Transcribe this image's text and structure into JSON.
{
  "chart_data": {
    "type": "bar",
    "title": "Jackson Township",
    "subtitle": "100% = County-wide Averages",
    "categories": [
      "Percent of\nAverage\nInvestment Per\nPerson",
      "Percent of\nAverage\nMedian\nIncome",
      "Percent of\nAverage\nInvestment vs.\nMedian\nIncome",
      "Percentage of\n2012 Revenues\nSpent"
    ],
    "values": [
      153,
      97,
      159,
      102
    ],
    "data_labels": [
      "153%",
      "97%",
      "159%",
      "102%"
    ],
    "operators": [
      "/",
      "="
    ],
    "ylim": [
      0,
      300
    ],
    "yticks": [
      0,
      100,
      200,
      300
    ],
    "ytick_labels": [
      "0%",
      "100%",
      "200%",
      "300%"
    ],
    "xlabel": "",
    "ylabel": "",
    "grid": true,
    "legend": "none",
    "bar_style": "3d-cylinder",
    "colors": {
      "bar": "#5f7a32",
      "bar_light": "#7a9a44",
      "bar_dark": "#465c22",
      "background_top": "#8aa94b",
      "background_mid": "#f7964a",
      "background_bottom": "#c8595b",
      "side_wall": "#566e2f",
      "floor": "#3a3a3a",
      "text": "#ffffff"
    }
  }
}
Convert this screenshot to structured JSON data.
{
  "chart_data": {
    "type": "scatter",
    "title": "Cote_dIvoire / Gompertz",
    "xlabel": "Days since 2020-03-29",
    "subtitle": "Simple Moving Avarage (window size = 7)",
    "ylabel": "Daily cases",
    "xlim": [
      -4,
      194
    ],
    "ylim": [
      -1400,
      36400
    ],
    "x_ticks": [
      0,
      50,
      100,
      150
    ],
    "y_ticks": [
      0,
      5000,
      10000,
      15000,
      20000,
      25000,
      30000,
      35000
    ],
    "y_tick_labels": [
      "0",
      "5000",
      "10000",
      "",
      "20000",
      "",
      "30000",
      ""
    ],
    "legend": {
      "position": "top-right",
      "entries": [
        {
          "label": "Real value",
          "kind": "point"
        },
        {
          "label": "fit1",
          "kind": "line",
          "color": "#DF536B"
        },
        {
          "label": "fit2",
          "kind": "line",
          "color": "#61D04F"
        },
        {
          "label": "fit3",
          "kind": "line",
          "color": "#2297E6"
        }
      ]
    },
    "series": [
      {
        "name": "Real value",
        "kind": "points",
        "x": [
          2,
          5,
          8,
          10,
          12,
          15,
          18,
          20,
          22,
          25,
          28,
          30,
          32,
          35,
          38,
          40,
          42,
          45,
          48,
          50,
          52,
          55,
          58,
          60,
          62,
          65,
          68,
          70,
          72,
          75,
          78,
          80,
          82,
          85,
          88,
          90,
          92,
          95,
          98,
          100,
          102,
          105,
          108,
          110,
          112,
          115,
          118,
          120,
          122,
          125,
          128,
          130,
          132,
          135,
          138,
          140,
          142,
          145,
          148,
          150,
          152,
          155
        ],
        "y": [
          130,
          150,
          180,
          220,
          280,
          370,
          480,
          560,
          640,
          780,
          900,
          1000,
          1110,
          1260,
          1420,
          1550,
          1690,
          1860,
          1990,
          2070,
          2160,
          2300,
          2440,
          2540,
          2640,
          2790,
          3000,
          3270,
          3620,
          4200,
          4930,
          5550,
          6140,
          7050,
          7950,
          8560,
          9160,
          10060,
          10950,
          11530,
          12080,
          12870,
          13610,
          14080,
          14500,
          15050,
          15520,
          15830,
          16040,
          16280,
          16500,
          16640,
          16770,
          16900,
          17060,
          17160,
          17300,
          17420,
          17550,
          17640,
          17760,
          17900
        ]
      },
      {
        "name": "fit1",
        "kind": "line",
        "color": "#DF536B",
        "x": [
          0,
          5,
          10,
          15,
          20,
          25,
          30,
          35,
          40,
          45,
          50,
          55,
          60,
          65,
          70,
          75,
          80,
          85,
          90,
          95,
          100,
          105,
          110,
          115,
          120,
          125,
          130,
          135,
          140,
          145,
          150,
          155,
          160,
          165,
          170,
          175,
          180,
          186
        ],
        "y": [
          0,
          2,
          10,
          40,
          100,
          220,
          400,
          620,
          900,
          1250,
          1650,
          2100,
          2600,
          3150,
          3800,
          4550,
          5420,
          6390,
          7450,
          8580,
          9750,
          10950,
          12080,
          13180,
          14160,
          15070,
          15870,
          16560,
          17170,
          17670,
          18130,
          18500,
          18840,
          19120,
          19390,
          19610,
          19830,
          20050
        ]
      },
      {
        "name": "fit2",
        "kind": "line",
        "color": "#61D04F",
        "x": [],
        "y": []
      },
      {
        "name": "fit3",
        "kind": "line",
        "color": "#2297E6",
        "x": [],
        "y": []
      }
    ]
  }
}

• • • •

Return all of the entries exactly as they were supplied.

Transcribe this image's text and structure into JSON.
{
  "chart_data": {
    "type": "bar",
    "title": "Jackson Township",
    "subtitle": "100% = County-wide Averages",
    "categories": [
      "Percent of\nAverage\nInvestment Per\nPerson",
      "Percent of\nAverage\nMedian\nIncome",
      "Percent of\nAverage\nInvestment vs.\nMedian\nIncome",
      "Percentage of\n2012 Revenues\nSpent"
    ],
    "values": [
      153,
      97,
      159,
      102
    ],
    "data_labels": [
      "153%",
      "97%",
      "159%",
      "102%"
    ],
    "operators": [
      "/",
      "="
    ],
    "ylim": [
      0,
      300
    ],
    "yticks": [
      0,
      100,
      200,
      300
    ],
    "ytick_labels": [
      "0%",
      "100%",
      "200%",
      "300%"
    ],
    "xlabel": "",
    "ylabel": "",
    "grid": true,
    "legend": "none",
    "bar_style": "3d-cylinder",
    "colors": {
      "bar": "#5f7a32",
      "bar_light": "#7a9a44",
      "bar_dark": "#465c22",
      "background_top": "#8aa94b",
      "background_mid": "#f7964a",
      "background_bottom": "#c8595b",
      "side_wall": "#566e2f",
      "floor": "#3a3a3a",
      "text": "#ffffff"
    }
  }
}
Convert this screenshot to structured JSON data.
{
  "chart_data": {
    "type": "scatter",
    "title": "Cote_dIvoire / Gompertz",
    "xlabel": "Days since 2020-03-29",
    "subtitle": "Simple Moving Avarage (window size = 7)",
    "ylabel": "Daily cases",
    "xlim": [
      -4,
      194
    ],
    "ylim": [
      -1400,
      36400
    ],
    "x_ticks": [
      0,
      50,
      100,
      150
    ],
    "y_ticks": [
      0,
      5000,
      10000,
      15000,
      20000,
      25000,
      30000,
      35000
    ],
    "y_tick_labels": [
      "0",
      "5000",
      "10000",
      "",
      "20000",
      "",
      "30000",
      ""
    ],
    "legend": {
      "position": "top-right",
      "entries": [
        {
          "label": "Real value",
          "kind": "point"
        },
        {
          "label": "fit1",
          "kind": "line",
          "color": "#DF536B"
        },
        {
          "label": "fit2",
          "kind": "line",
          "color": "#61D04F"
        },
        {
          "label": "fit3",
          "kind": "line",
          "color": "#2297E6"
        }
      ]
    },
    "series": [
      {
        "name": "Real value",
        "kind": "points",
        "x": [
          2,
          5,
          8,
          10,
          12,
          15,
          18,
          20,
          22,
          25,
          28,
          30,
          32,
          35,
          38,
          40,
          42,
          45,
          48,
          50,
          52,
          55,
          58,
          60,
          62,
          65,
          68,
          70,
          72,
          75,
          78,
          80,
          82,
          85,
          88,
          90,
          92,
          95,
          98,
          100,
          102,
          105,
          108,
          110,
          112,
          115,
          118,
          120,
          122,
          125,
          128,
          130,
          132,
          135,
          138,
          140,
          142,
          145,
          148,
          150,
          152,
          155
        ],
        "y": [
          130,
          150,
          180,
          220,
          280,
          370,
          480,
          560,
          640,
          780,
          900,
          1000,
          1110,
          1260,
          1420,
          1550,
          1690,
          1860,
          1990,
          2070,
          2160,
          2300,
          2440,
          2540,
          2640,
          2790,
          3000,
          3270,
          3620,
          4200,
          4930,
          5550,
          6140,
          7050,
          7950,
          8560,
          9160,
          10060,
          10950,
          11530,
          12080,
          12870,
          13610,
          14080,
          14500,
          15050,
          15520,
          15830,
          16040,
          16280,
          16500,
          16640,
          16770,
          16900,
          17060,
          17160,
          17300,
          17420,
          17550,
          17640,
          17760,
          17900
        ]
      },
      {
        "name": "fit1",
        "kind": "line",
        "color": "#DF536B",
        "x": [
          0,
          5,
          10,
          15,
          20,
          25,
          30,
          35,
          40,
          45,
          50,
          55,
          60,
          65,
          70,
          75,
          80,
          85,
          90,
          95,
          100,
          105,
          110,
          115,
          120,
          125,
          130,
          135,
          140,
          145,
          150,
          155,
          160,
          165,
          170,
          175,
          180,
          186
        ],
        "y": [
          0,
          2,
          10,
          40,
          100,
          220,
          400,
          620,
          900,
          1250,
          1650,
          2100,
          2600,
          3150,
          3800,
          4550,
          5420,
          6390,
          7450,
          8580,
          9750,
          10950,
          12080,
          13180,
          14160,
          15070,
          15870,
          16560,
          17170,
          17670,
          18130,
          18500,
          18840,
          19120,
          19390,
          19610,
          19830,
          20050
        ]
      },
      {
        "name": "fit2",
        "kind": "line",
        "color": "#61D04F",
        "x": [],
        "y": []
      },
      {
        "name": "fit3",
        "kind": "line",
        "color": "#2297E6",
        "x": [],
        "y": []
      }
    ]
  }
}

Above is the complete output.